* Exercise directions: Output all lines exactly.

Records from a collection:
______________________________

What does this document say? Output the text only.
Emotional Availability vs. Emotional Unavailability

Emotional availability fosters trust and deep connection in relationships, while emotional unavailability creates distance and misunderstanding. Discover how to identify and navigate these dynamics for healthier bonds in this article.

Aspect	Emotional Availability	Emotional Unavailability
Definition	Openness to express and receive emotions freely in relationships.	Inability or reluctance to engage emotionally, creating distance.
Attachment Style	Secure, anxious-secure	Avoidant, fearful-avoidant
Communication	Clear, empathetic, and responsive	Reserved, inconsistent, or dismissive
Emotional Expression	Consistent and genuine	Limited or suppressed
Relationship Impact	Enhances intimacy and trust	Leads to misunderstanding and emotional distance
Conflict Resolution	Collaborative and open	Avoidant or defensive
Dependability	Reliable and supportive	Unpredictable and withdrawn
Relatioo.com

______________________________

* Exercise answer:
What does this document say? Output the text only.
Emotional Availability vs. Emotional Unavailability

Emotional availability fosters trust and deep connection in relationships, while emotional unavailability creates distance and misunderstanding. Discover how to identify and navigate these dynamics for healthier bonds in this article.

Aspect	Emotional Availability	Emotional Unavailability
Definition	Openness to express and receive emotions freely in relationships.	Inability or reluctance to engage emotionally, creating distance.
Attachment Style	Secure, anxious-secure	Avoidant, fearful-avoidant
Communication	Clear, empathetic, and responsive	Reserved, inconsistent, or dismissive
Emotional Expression	Consistent and genuine	Limited or suppressed
Relationship Impact	Enhances intimacy and trust	Leads to misunderstanding and emotional distance
Conflict Resolution	Collaborative and open	Avoidant or defensive
Dependability	Reliable and supportive	Unpredictable and withdrawn
Relatioo.com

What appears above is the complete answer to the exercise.